> What you are asked to do
Check every line below for the word "FORMATION" and copy the ones that have it.
┌──
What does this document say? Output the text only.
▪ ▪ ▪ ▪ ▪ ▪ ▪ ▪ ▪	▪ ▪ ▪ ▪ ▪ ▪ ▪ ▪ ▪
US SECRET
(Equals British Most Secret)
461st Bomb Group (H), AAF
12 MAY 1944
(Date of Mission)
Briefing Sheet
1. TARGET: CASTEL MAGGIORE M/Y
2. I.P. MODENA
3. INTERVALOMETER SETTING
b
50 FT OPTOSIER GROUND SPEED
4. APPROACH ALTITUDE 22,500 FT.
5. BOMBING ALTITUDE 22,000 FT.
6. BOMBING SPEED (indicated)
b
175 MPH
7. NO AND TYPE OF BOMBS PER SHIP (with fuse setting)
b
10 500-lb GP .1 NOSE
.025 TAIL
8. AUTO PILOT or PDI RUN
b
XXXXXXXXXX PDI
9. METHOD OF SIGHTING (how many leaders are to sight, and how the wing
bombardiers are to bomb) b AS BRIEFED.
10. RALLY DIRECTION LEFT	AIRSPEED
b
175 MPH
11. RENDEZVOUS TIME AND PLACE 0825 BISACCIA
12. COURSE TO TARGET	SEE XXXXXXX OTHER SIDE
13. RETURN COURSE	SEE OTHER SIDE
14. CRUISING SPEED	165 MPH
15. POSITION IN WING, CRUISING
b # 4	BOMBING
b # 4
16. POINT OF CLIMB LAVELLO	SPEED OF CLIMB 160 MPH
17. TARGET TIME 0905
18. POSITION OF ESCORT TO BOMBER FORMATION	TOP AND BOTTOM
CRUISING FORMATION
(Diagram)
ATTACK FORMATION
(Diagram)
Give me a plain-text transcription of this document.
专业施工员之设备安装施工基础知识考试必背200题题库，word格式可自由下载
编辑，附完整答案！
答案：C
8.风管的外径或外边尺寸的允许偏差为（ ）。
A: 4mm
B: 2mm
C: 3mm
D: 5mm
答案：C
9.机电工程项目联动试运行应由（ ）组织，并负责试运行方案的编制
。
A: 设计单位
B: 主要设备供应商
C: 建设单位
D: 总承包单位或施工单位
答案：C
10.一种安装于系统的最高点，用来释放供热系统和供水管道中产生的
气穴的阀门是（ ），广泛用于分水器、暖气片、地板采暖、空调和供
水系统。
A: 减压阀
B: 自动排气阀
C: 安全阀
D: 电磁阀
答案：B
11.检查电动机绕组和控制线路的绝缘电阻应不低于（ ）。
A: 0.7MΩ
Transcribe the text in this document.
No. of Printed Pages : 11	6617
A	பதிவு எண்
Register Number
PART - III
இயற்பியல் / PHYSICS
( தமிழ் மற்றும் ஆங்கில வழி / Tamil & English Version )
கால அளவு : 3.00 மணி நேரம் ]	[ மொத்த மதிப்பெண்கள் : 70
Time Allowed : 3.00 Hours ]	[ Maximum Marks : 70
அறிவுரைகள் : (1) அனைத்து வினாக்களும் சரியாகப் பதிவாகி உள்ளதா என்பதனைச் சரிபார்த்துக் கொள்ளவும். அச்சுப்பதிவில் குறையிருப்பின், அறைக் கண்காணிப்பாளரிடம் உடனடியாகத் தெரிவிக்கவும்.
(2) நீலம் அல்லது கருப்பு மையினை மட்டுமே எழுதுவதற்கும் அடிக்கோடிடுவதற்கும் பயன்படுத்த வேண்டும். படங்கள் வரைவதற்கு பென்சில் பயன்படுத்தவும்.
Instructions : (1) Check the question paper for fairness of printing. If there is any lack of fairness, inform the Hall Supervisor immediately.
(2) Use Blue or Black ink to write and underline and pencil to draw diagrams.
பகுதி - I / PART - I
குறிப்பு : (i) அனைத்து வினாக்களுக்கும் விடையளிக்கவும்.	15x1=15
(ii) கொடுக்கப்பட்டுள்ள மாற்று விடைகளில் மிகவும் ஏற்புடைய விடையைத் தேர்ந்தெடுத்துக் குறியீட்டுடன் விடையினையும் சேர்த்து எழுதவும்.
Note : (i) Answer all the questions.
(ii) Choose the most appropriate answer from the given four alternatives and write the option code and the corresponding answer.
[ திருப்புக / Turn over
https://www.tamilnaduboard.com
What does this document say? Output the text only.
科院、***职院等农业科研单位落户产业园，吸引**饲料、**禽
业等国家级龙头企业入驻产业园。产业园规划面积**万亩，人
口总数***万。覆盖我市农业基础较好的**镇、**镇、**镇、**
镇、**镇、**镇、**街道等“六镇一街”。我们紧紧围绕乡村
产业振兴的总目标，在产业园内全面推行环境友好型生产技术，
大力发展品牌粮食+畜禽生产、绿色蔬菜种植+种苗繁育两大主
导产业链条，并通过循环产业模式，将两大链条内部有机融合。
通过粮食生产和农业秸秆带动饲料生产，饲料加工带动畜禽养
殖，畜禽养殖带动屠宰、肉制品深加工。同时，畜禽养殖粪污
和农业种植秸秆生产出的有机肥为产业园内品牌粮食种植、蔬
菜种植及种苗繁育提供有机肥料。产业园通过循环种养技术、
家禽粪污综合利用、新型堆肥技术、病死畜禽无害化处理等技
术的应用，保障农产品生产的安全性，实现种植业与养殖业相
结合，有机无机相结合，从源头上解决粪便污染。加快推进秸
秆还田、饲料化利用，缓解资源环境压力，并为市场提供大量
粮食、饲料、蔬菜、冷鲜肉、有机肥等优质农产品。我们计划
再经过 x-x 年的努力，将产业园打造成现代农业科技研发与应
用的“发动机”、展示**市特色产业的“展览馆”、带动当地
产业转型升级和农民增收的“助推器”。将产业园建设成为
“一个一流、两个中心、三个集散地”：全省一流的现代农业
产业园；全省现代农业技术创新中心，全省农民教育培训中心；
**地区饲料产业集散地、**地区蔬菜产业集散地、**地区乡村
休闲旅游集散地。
└──
> Result of this exercise
18. POSITION OF ESCORT TO BOMBER FORMATION	TOP AND BOTTOM
CRUISING FORMATION
ATTACK FORMATION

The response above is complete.